§ What to do
Output every line of the material exactly, omitting images.
□ □ □ □ □
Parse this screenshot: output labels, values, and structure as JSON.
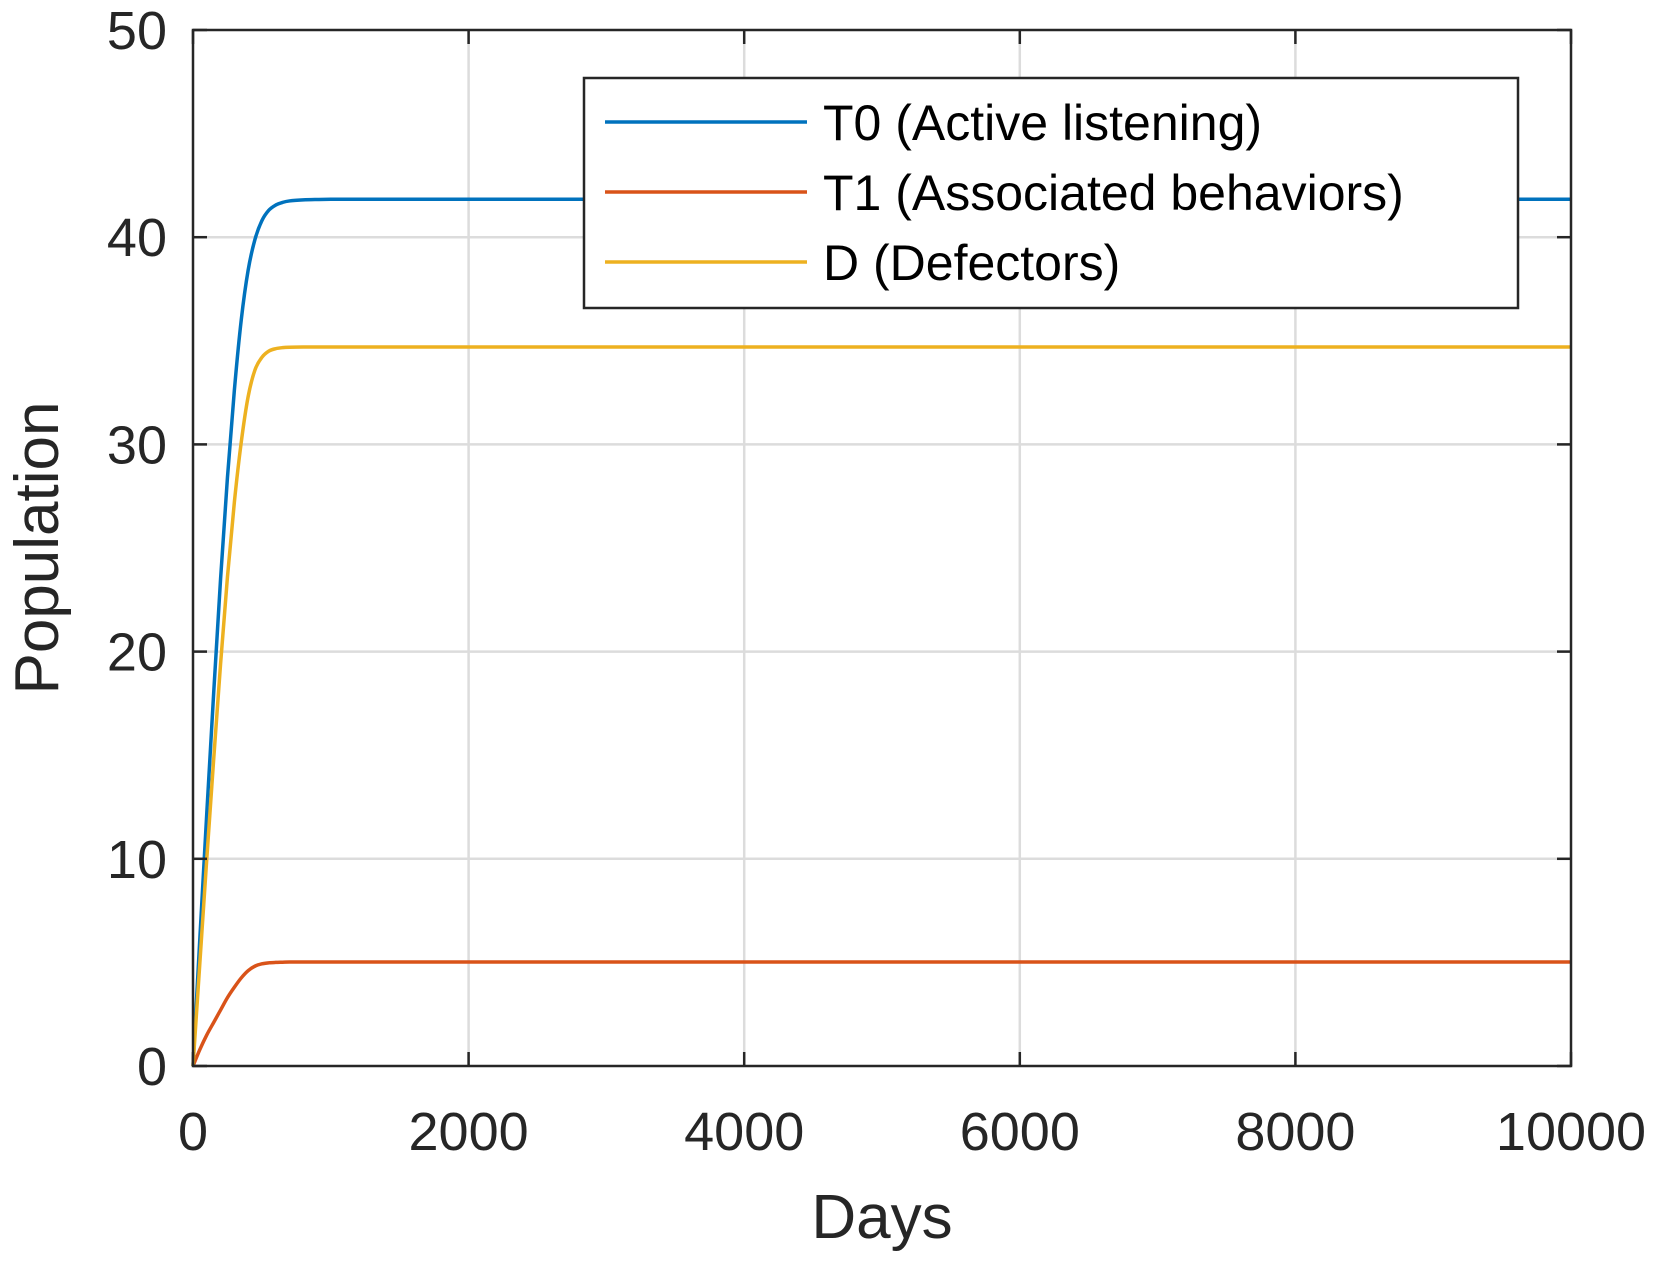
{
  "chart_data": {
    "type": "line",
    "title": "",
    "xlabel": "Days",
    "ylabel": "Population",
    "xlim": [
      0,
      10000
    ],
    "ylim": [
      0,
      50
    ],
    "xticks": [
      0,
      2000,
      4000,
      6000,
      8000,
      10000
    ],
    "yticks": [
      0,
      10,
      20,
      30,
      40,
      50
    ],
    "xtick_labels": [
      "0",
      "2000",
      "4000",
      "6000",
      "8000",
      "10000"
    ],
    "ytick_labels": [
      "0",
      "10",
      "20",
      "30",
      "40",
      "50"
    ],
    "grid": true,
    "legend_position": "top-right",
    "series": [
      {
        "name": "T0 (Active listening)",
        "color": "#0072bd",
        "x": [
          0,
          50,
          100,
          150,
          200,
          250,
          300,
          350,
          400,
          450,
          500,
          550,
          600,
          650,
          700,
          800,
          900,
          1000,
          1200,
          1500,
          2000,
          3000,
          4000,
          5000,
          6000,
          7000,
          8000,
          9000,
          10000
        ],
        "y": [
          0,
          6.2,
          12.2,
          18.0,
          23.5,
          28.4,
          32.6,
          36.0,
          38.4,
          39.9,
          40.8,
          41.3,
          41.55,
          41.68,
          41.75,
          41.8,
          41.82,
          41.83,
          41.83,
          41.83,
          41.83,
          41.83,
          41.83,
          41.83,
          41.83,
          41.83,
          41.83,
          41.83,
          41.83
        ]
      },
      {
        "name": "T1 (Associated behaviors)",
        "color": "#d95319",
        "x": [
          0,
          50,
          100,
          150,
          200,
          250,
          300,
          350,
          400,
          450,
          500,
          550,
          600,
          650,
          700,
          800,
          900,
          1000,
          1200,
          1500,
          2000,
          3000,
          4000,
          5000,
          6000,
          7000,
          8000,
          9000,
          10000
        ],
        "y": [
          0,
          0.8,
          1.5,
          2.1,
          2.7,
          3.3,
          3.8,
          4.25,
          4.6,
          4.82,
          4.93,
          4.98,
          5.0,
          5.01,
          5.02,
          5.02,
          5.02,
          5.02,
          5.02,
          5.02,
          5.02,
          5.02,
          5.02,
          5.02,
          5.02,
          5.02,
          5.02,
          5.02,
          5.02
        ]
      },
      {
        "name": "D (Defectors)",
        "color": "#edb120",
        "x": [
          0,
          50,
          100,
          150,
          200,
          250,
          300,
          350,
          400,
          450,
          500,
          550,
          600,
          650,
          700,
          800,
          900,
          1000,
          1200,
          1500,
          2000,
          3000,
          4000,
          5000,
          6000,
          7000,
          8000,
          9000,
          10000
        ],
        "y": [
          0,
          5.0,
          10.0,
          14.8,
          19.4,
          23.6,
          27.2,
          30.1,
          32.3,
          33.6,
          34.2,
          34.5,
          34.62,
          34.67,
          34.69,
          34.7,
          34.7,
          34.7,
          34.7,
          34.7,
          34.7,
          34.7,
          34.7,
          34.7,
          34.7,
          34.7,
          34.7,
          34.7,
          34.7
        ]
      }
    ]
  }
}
□ □ □ □ □
§ Worked solution
Parse this screenshot: output labels, values, and structure as JSON.
{
  "chart_data": {
    "type": "line",
    "title": "",
    "xlabel": "Days",
    "ylabel": "Population",
    "xlim": [
      0,
      10000
    ],
    "ylim": [
      0,
      50
    ],
    "xticks": [
      0,
      2000,
      4000,
      6000,
      8000,
      10000
    ],
    "yticks": [
      0,
      10,
      20,
      30,
      40,
      50
    ],
    "xtick_labels": [
      "0",
      "2000",
      "4000",
      "6000",
      "8000",
      "10000"
    ],
    "ytick_labels": [
      "0",
      "10",
      "20",
      "30",
      "40",
      "50"
    ],
    "grid": true,
    "legend_position": "top-right",
    "series": [
      {
        "name": "T0 (Active listening)",
        "color": "#0072bd",
        "x": [
          0,
          50,
          100,
          150,
          200,
          250,
          300,
          350,
          400,
          450,
          500,
          550,
          600,
          650,
          700,
          800,
          900,
          1000,
          1200,
          1500,
          2000,
          3000,
          4000,
          5000,
          6000,
          7000,
          8000,
          9000,
          10000
        ],
        "y": [
          0,
          6.2,
          12.2,
          18.0,
          23.5,
          28.4,
          32.6,
          36.0,
          38.4,
          39.9,
          40.8,
          41.3,
          41.55,
          41.68,
          41.75,
          41.8,
          41.82,
          41.83,
          41.83,
          41.83,
          41.83,
          41.83,
          41.83,
          41.83,
          41.83,
          41.83,
          41.83,
          41.83,
          41.83
        ]
      },
      {
        "name": "T1 (Associated behaviors)",
        "color": "#d95319",
        "x": [
          0,
          50,
          100,
          150,
          200,
          250,
          300,
          350,
          400,
          450,
          500,
          550,
          600,
          650,
          700,
          800,
          900,
          1000,
          1200,
          1500,
          2000,
          3000,
          4000,
          5000,
          6000,
          7000,
          8000,
          9000,
          10000
        ],
        "y": [
          0,
          0.8,
          1.5,
          2.1,
          2.7,
          3.3,
          3.8,
          4.25,
          4.6,
          4.82,
          4.93,
          4.98,
          5.0,
          5.01,
          5.02,
          5.02,
          5.02,
          5.02,
          5.02,
          5.02,
          5.02,
          5.02,
          5.02,
          5.02,
          5.02,
          5.02,
          5.02,
          5.02,
          5.02
        ]
      },
      {
        "name": "D (Defectors)",
        "color": "#edb120",
        "x": [
          0,
          50,
          100,
          150,
          200,
          250,
          300,
          350,
          400,
          450,
          500,
          550,
          600,
          650,
          700,
          800,
          900,
          1000,
          1200,
          1500,
          2000,
          3000,
          4000,
          5000,
          6000,
          7000,
          8000,
          9000,
          10000
        ],
        "y": [
          0,
          5.0,
          10.0,
          14.8,
          19.4,
          23.6,
          27.2,
          30.1,
          32.3,
          33.6,
          34.2,
          34.5,
          34.62,
          34.67,
          34.69,
          34.7,
          34.7,
          34.7,
          34.7,
          34.7,
          34.7,
          34.7,
          34.7,
          34.7,
          34.7,
          34.7,
          34.7,
          34.7,
          34.7
        ]
      }
    ]
  }
}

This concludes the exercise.